— Aim —
Copy the records below exactly, leaving out any pictures.

— Material for this task —

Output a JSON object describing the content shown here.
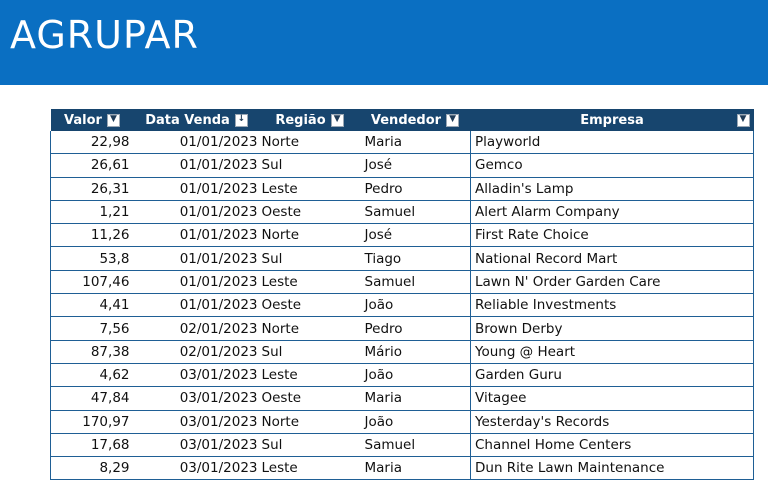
{
  "sheet": {
    "title": "AGRUPAR"
  },
  "colors": {
    "banner": "#0a6fc2",
    "header": "#17456e",
    "grid": "#1f5f95"
  },
  "table": {
    "headers": [
      {
        "label": "Valor",
        "filter_icon": "dropdown-arrow-icon"
      },
      {
        "label": "Data Venda",
        "filter_icon": "sort-ascending-icon"
      },
      {
        "label": "Região",
        "filter_icon": "dropdown-arrow-icon"
      },
      {
        "label": "Vendedor",
        "filter_icon": "dropdown-arrow-icon"
      },
      {
        "label": "Empresa",
        "filter_icon": "dropdown-arrow-icon"
      }
    ],
    "rows": [
      [
        "22,98",
        "01/01/2023",
        "Norte",
        "Maria",
        "Playworld"
      ],
      [
        "26,61",
        "01/01/2023",
        "Sul",
        "José",
        "Gemco"
      ],
      [
        "26,31",
        "01/01/2023",
        "Leste",
        "Pedro",
        "Alladin's Lamp"
      ],
      [
        "1,21",
        "01/01/2023",
        "Oeste",
        "Samuel",
        "Alert Alarm Company"
      ],
      [
        "11,26",
        "01/01/2023",
        "Norte",
        "José",
        "First Rate Choice"
      ],
      [
        "53,8",
        "01/01/2023",
        "Sul",
        "Tiago",
        "National Record Mart"
      ],
      [
        "107,46",
        "01/01/2023",
        "Leste",
        "Samuel",
        "Lawn N' Order Garden Care"
      ],
      [
        "4,41",
        "01/01/2023",
        "Oeste",
        "João",
        "Reliable Investments"
      ],
      [
        "7,56",
        "02/01/2023",
        "Norte",
        "Pedro",
        "Brown Derby"
      ],
      [
        "87,38",
        "02/01/2023",
        "Sul",
        "Mário",
        "Young @ Heart"
      ],
      [
        "4,62",
        "03/01/2023",
        "Leste",
        "João",
        "Garden Guru"
      ],
      [
        "47,84",
        "03/01/2023",
        "Oeste",
        "Maria",
        "Vitagee"
      ],
      [
        "170,97",
        "03/01/2023",
        "Norte",
        "João",
        "Yesterday's Records"
      ],
      [
        "17,68",
        "03/01/2023",
        "Sul",
        "Samuel",
        "Channel Home Centers"
      ],
      [
        "8,29",
        "03/01/2023",
        "Leste",
        "Maria",
        "Dun Rite Lawn Maintenance"
      ]
    ]
  }
}
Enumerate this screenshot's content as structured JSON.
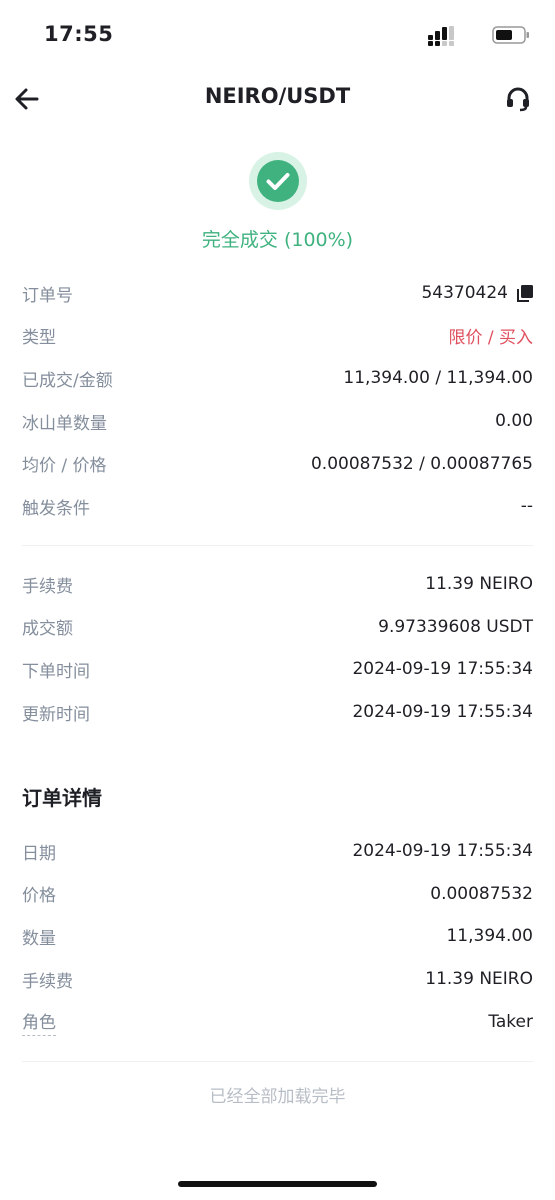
{
  "status_bar": {
    "time": "17:55",
    "icons": [
      "signal-icon",
      "battery-icon"
    ]
  },
  "nav": {
    "title": "NEIRO/USDT",
    "icons": [
      "back-arrow-icon",
      "headset-icon"
    ]
  },
  "status": {
    "icon": "check-circle-icon",
    "text": "完全成交 (100%)",
    "color": "#3fb27f"
  },
  "order_info": [
    {
      "label": "订单号",
      "value": "54370424"
    },
    {
      "label": "类型",
      "value": "限价 / 买入"
    },
    {
      "label": "已成交/金额",
      "value": "11,394.00 / 11,394.00"
    },
    {
      "label": "冰山单数量",
      "value": "0.00"
    },
    {
      "label": "均价 / 价格",
      "value": "0.00087532 / 0.00087765"
    },
    {
      "label": "触发条件",
      "value": "--"
    }
  ],
  "fee_info": [
    {
      "label": "手续费",
      "value": "11.39 NEIRO"
    },
    {
      "label": "成交额",
      "value": "9.97339608 USDT"
    },
    {
      "label": "下单时间",
      "value": "2024-09-19 17:55:34"
    },
    {
      "label": "更新时间",
      "value": "2024-09-19 17:55:34"
    }
  ],
  "details": {
    "title": "订单详情",
    "rows": [
      {
        "label": "日期",
        "value": "2024-09-19 17:55:34"
      },
      {
        "label": "价格",
        "value": "0.00087532"
      },
      {
        "label": "数量",
        "value": "11,394.00"
      },
      {
        "label": "手续费",
        "value": "11.39 NEIRO"
      },
      {
        "label": "角色",
        "value": "Taker"
      }
    ]
  },
  "footer": {
    "text": "已经全部加载完毕"
  },
  "colors": {
    "success": "#3fb27f",
    "sell_buy_red": "#e0505f",
    "label_gray": "#848e9c"
  }
}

— Task response —
Output a JSON object describing the content shown here.
{
  "sheet": {
    "title": "AGRUPAR"
  },
  "colors": {
    "banner": "#0a6fc2",
    "header": "#17456e",
    "grid": "#1f5f95"
  },
  "table": {
    "headers": [
      {
        "label": "Valor",
        "filter_icon": "dropdown-arrow-icon"
      },
      {
        "label": "Data Venda",
        "filter_icon": "sort-ascending-icon"
      },
      {
        "label": "Região",
        "filter_icon": "dropdown-arrow-icon"
      },
      {
        "label": "Vendedor",
        "filter_icon": "dropdown-arrow-icon"
      },
      {
        "label": "Empresa",
        "filter_icon": "dropdown-arrow-icon"
      }
    ],
    "rows": [
      [
        "22,98",
        "01/01/2023",
        "Norte",
        "Maria",
        "Playworld"
      ],
      [
        "26,61",
        "01/01/2023",
        "Sul",
        "José",
        "Gemco"
      ],
      [
        "26,31",
        "01/01/2023",
        "Leste",
        "Pedro",
        "Alladin's Lamp"
      ],
      [
        "1,21",
        "01/01/2023",
        "Oeste",
        "Samuel",
        "Alert Alarm Company"
      ],
      [
        "11,26",
        "01/01/2023",
        "Norte",
        "José",
        "First Rate Choice"
      ],
      [
        "53,8",
        "01/01/2023",
        "Sul",
        "Tiago",
        "National Record Mart"
      ],
      [
        "107,46",
        "01/01/2023",
        "Leste",
        "Samuel",
        "Lawn N' Order Garden Care"
      ],
      [
        "4,41",
        "01/01/2023",
        "Oeste",
        "João",
        "Reliable Investments"
      ],
      [
        "7,56",
        "02/01/2023",
        "Norte",
        "Pedro",
        "Brown Derby"
      ],
      [
        "87,38",
        "02/01/2023",
        "Sul",
        "Mário",
        "Young @ Heart"
      ],
      [
        "4,62",
        "03/01/2023",
        "Leste",
        "João",
        "Garden Guru"
      ],
      [
        "47,84",
        "03/01/2023",
        "Oeste",
        "Maria",
        "Vitagee"
      ],
      [
        "170,97",
        "03/01/2023",
        "Norte",
        "João",
        "Yesterday's Records"
      ],
      [
        "17,68",
        "03/01/2023",
        "Sul",
        "Samuel",
        "Channel Home Centers"
      ],
      [
        "8,29",
        "03/01/2023",
        "Leste",
        "Maria",
        "Dun Rite Lawn Maintenance"
      ]
    ]
  }
}
Enumerate this screenshot's content as structured JSON.
{
  "status_bar": {
    "time": "17:55",
    "icons": [
      "signal-icon",
      "battery-icon"
    ]
  },
  "nav": {
    "title": "NEIRO/USDT",
    "icons": [
      "back-arrow-icon",
      "headset-icon"
    ]
  },
  "status": {
    "icon": "check-circle-icon",
    "text": "完全成交 (100%)",
    "color": "#3fb27f"
  },
  "order_info": [
    {
      "label": "订单号",
      "value": "54370424"
    },
    {
      "label": "类型",
      "value": "限价 / 买入"
    },
    {
      "label": "已成交/金额",
      "value": "11,394.00 / 11,394.00"
    },
    {
      "label": "冰山单数量",
      "value": "0.00"
    },
    {
      "label": "均价 / 价格",
      "value": "0.00087532 / 0.00087765"
    },
    {
      "label": "触发条件",
      "value": "--"
    }
  ],
  "fee_info": [
    {
      "label": "手续费",
      "value": "11.39 NEIRO"
    },
    {
      "label": "成交额",
      "value": "9.97339608 USDT"
    },
    {
      "label": "下单时间",
      "value": "2024-09-19 17:55:34"
    },
    {
      "label": "更新时间",
      "value": "2024-09-19 17:55:34"
    }
  ],
  "details": {
    "title": "订单详情",
    "rows": [
      {
        "label": "日期",
        "value": "2024-09-19 17:55:34"
      },
      {
        "label": "价格",
        "value": "0.00087532"
      },
      {
        "label": "数量",
        "value": "11,394.00"
      },
      {
        "label": "手续费",
        "value": "11.39 NEIRO"
      },
      {
        "label": "角色",
        "value": "Taker"
      }
    ]
  },
  "footer": {
    "text": "已经全部加载完毕"
  },
  "colors": {
    "success": "#3fb27f",
    "sell_buy_red": "#e0505f",
    "label_gray": "#848e9c"
  }
}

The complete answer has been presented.